Search the listing below, and show each line that includes the word "text".

Data shown:
....
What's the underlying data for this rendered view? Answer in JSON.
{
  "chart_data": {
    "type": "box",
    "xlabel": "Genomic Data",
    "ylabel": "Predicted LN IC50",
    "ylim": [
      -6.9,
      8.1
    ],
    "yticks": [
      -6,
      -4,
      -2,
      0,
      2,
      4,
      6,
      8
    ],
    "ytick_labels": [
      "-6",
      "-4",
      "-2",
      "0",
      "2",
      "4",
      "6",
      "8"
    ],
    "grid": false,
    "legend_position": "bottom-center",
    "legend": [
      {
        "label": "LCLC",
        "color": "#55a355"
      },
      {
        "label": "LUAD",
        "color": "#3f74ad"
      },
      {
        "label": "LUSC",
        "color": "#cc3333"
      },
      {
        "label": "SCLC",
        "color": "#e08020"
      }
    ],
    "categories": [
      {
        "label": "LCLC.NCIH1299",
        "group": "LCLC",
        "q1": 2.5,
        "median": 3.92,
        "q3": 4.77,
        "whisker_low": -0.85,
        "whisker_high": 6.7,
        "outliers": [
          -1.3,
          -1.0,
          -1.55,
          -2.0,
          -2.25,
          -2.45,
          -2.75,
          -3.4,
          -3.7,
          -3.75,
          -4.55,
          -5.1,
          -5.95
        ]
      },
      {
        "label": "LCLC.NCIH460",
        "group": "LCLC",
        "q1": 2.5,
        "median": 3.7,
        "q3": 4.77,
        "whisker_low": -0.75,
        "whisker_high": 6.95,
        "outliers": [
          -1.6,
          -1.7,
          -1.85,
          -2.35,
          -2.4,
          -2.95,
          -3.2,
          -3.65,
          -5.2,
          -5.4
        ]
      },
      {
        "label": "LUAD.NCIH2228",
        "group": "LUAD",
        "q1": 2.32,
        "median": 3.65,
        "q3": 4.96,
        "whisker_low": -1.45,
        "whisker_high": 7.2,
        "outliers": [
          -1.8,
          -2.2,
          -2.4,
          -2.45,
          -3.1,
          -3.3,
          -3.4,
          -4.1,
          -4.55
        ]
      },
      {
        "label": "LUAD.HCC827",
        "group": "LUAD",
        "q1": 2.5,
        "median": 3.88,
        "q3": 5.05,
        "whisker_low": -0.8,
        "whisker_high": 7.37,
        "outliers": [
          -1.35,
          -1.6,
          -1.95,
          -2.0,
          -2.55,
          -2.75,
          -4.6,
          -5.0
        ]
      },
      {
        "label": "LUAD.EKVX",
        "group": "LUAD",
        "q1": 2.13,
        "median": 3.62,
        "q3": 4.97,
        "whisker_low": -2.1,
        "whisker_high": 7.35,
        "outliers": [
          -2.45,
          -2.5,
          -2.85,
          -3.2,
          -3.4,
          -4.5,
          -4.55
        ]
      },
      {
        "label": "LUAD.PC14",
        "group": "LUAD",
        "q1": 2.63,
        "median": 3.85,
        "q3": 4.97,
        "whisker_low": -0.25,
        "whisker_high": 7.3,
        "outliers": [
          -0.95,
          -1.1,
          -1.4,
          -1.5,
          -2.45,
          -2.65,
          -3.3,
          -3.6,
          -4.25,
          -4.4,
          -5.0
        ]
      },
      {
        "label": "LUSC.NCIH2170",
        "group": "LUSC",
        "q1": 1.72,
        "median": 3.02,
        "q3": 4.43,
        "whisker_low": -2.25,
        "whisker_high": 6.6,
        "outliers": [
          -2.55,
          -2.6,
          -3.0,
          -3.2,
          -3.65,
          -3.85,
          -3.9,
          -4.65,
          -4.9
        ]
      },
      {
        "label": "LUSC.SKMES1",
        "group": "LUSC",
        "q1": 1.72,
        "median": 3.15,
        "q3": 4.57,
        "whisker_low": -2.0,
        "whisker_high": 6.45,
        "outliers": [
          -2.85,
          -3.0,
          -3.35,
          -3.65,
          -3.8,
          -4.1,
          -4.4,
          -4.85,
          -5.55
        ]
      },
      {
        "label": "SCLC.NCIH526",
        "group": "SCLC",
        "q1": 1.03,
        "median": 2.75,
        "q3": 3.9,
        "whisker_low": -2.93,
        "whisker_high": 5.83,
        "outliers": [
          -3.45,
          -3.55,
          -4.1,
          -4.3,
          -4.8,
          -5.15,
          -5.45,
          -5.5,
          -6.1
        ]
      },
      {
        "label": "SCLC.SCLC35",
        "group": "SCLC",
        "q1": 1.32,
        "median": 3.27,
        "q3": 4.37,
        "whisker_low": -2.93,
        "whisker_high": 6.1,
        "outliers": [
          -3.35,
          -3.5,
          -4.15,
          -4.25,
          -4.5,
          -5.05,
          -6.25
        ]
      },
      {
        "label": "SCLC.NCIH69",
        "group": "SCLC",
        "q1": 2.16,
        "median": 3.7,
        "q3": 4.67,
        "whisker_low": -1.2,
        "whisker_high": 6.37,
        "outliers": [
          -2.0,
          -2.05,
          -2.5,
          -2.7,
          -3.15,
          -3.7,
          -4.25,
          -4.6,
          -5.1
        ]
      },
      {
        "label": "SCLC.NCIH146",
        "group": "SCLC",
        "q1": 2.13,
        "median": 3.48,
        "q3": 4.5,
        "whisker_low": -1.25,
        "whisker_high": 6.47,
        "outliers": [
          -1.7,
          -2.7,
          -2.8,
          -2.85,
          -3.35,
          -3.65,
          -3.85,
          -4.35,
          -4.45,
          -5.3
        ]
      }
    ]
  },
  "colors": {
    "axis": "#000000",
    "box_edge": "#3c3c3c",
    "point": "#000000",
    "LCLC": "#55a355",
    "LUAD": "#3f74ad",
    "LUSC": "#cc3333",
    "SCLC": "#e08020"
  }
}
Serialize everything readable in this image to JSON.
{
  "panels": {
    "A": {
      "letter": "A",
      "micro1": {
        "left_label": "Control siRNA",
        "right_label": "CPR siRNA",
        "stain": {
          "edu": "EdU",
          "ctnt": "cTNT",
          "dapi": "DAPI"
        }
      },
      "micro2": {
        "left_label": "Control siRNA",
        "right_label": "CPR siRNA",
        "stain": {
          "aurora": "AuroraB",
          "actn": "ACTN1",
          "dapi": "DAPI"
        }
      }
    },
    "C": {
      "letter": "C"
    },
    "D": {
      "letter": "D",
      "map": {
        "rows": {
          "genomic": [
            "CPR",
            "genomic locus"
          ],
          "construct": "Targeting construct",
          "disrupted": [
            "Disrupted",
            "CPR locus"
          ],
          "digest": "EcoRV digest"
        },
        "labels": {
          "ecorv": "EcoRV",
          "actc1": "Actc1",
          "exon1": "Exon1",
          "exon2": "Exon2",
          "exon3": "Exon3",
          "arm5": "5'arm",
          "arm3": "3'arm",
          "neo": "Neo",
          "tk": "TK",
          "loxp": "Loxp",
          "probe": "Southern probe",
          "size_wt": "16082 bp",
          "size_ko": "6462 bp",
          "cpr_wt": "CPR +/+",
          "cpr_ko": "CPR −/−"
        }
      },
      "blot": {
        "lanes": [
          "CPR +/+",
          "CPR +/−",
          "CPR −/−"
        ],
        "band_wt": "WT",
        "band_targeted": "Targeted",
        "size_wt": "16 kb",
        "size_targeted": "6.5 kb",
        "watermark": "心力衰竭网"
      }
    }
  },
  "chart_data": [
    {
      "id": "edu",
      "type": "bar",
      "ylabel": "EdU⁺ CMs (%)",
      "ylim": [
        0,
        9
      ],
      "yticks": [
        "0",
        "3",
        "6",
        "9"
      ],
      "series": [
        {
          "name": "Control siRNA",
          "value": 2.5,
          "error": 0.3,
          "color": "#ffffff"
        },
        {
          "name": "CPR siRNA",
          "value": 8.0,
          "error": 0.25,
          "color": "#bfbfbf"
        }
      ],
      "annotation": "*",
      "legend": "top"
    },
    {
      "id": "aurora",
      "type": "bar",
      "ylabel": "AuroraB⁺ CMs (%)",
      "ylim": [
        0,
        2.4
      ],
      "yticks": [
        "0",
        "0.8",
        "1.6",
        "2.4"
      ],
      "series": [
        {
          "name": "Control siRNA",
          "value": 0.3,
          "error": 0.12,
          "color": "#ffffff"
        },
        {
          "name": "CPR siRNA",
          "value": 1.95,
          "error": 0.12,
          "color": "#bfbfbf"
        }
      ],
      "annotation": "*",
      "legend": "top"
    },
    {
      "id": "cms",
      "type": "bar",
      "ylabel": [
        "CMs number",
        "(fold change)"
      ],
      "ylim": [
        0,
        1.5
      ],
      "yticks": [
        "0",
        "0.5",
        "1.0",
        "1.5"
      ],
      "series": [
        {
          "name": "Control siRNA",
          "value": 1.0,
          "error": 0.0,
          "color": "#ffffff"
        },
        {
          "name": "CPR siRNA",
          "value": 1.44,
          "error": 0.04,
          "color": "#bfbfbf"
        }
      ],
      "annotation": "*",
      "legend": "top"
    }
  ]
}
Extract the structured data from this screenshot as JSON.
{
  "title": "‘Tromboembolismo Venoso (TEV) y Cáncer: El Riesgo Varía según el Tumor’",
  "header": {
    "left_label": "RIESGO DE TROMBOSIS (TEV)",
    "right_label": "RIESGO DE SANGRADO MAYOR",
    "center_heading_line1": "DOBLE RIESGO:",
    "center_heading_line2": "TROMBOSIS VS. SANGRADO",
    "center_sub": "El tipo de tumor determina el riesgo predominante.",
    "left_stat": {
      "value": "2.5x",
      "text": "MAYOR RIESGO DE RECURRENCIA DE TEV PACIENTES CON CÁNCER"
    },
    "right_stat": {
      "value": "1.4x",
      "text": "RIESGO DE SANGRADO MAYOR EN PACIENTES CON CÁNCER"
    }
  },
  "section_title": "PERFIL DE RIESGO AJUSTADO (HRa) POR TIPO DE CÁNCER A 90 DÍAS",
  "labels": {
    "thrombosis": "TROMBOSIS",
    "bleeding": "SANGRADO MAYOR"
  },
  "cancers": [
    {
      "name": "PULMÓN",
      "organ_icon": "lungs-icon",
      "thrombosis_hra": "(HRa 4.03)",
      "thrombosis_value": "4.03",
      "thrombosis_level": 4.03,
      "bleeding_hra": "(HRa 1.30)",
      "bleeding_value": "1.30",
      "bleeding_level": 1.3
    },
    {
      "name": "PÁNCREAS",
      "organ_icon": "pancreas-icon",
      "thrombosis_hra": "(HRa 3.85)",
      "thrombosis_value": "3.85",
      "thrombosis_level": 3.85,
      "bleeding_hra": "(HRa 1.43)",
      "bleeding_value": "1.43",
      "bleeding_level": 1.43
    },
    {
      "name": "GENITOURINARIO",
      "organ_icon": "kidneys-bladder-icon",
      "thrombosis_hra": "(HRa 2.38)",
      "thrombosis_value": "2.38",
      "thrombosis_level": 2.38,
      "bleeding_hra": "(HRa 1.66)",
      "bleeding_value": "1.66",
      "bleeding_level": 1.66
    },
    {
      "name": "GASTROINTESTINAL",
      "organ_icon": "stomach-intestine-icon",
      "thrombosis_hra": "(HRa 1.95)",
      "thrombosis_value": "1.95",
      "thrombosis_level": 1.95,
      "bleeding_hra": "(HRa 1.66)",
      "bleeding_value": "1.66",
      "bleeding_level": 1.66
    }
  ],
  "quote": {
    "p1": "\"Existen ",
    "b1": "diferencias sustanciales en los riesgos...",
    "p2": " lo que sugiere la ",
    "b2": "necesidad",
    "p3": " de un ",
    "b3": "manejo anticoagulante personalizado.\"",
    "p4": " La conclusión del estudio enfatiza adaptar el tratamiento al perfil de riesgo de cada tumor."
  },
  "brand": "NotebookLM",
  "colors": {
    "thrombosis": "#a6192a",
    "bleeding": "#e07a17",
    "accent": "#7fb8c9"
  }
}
....
Result of this exercise:
      "text": "MAYOR RIESGO DE RECURRENCIA DE TEV PACIENTES CON CÁNCER"
      "text": "RIESGO DE SANGRADO MAYOR EN PACIENTES CON CÁNCER"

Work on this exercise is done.